=== Text shown ===

For now only async tests/benchmarks are supported.
- Dynamic Task Loading: Automatically loads and executes tests based on your Python functions.
- Rate Limit Injection: Use a decorator to inject rate-limit code at runtime
- Task Processing: Corrosive task results are collected, processed, and written to a sqlite db
- Highly Configurable: Define systems under test, entry points, rate limits, and file output locations via configuration files.
- Typer CLI Integration: Simple CLI interface to run benchmarks and define parameters.
To install the package, run the following command:
pip install -e .
- Configure the Acidfile.yaml
The Acidfile.yaml
file defines the systems under test (SUT) and other settings:
systems_under_test:
- name: 4-turbo-vs-4o-test-data-extraction-capabilities
entrypoint: /path/to/your/entry_point.py
- name: generate-new-test-cases-on-auto-mode
entrypoint: ./auto_cases.py
buckets:
- name: bucket_groq
rpm: 30
- name: bucket_openai
rpm: 1000
- name: bucket_slow_custom
rpm: 10
- name: bucket_fast_custom
rpm: 100000
file_settings:
- data_dir: /path/to/data_dir/
- sqlite_enable: true
- systems_under_test: Define the SUTs by name and entry points (Python files to scan for corrosive tasks).
- buckets: Define rate limits for your systems, in requests per minute (RPM).

===

* [Prompt 1]
For each statement, say yes or no according to the tool description, and quote the words from it that decide the answer.
(a) The bucket named bucket_groq allows 30 requests per minute.
(b) Synchronous tests can currently be run.
(c) Task results are written to a sqlite database.
* [Prompt 2] According to the tool description, what does the buckets setting define?
The rows that follow have no connection to the tool description.

=== Record set ===

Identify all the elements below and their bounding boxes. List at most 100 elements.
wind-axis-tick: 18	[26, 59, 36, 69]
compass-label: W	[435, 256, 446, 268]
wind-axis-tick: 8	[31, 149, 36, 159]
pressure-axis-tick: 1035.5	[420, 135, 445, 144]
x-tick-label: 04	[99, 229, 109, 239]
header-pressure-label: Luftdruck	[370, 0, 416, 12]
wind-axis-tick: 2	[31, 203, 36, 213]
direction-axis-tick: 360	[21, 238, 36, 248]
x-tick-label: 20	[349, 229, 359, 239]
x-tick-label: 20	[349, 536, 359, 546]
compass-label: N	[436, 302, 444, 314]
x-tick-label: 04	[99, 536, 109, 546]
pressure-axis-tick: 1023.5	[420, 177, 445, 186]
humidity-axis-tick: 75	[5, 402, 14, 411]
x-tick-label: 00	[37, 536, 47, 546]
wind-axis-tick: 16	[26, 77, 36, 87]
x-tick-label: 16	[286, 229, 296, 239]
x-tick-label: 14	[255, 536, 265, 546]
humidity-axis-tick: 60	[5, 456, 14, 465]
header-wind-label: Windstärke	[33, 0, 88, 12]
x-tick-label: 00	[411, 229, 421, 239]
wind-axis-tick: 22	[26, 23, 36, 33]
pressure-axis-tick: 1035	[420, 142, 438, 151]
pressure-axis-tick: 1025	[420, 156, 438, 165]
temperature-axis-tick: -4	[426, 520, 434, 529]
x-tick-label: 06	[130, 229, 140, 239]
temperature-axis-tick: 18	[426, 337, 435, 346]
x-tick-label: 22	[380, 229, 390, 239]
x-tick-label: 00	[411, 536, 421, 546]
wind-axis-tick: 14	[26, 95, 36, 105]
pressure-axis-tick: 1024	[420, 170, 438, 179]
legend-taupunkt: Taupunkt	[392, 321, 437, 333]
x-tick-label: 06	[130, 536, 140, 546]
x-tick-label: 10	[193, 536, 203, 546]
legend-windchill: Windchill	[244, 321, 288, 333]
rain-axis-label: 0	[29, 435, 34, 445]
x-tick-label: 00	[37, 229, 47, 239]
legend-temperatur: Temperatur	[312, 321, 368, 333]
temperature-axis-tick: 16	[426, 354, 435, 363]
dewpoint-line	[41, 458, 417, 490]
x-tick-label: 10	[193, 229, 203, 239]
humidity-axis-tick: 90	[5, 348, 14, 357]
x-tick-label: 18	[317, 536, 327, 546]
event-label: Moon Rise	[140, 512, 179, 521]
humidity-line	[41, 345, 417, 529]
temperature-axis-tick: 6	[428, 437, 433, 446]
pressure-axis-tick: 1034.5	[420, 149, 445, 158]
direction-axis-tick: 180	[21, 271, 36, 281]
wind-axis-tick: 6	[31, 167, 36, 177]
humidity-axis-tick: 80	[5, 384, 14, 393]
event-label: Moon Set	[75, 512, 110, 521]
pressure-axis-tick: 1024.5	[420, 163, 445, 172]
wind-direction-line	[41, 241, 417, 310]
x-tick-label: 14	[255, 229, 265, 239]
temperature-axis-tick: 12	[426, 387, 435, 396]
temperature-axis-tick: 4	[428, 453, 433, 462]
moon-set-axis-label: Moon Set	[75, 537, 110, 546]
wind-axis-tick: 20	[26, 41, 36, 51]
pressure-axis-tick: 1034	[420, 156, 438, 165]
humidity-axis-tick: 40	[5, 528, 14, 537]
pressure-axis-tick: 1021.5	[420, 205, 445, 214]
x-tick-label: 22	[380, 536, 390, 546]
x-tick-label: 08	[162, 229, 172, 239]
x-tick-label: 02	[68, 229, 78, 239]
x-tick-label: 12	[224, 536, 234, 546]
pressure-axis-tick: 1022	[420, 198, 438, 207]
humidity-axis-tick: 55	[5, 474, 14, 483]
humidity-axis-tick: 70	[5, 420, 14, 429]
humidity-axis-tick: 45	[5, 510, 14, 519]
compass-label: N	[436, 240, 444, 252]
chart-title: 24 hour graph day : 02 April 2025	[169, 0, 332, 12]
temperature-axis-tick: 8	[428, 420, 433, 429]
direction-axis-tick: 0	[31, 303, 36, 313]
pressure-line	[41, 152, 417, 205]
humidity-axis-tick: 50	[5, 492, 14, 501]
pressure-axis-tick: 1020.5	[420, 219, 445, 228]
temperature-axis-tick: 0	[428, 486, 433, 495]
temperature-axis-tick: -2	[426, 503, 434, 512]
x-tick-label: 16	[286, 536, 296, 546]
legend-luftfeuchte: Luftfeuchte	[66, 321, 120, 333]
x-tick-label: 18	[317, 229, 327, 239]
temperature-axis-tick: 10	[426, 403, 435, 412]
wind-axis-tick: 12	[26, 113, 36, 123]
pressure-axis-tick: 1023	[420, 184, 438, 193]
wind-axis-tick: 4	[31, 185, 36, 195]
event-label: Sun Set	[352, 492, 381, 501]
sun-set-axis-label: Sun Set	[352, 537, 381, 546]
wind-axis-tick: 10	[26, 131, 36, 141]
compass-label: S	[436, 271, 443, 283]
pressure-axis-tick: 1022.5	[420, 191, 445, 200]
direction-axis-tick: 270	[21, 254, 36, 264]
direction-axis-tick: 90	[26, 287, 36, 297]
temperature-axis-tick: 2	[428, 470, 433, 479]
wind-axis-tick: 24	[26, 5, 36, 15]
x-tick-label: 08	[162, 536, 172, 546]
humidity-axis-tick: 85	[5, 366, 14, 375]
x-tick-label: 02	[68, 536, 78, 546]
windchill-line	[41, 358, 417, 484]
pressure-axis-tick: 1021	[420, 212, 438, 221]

===

* [Final answer 1]
(a) Yes: "- name: bucket_groq" followed by "rpm: 30"
(b) No: "For now only async tests/benchmarks are supported."
(c) Yes: "Corrosive task results are collected, processed, and written to a sqlite db"

* [Final answer 2] Rate limits for your systems, in requests per minute (RPM).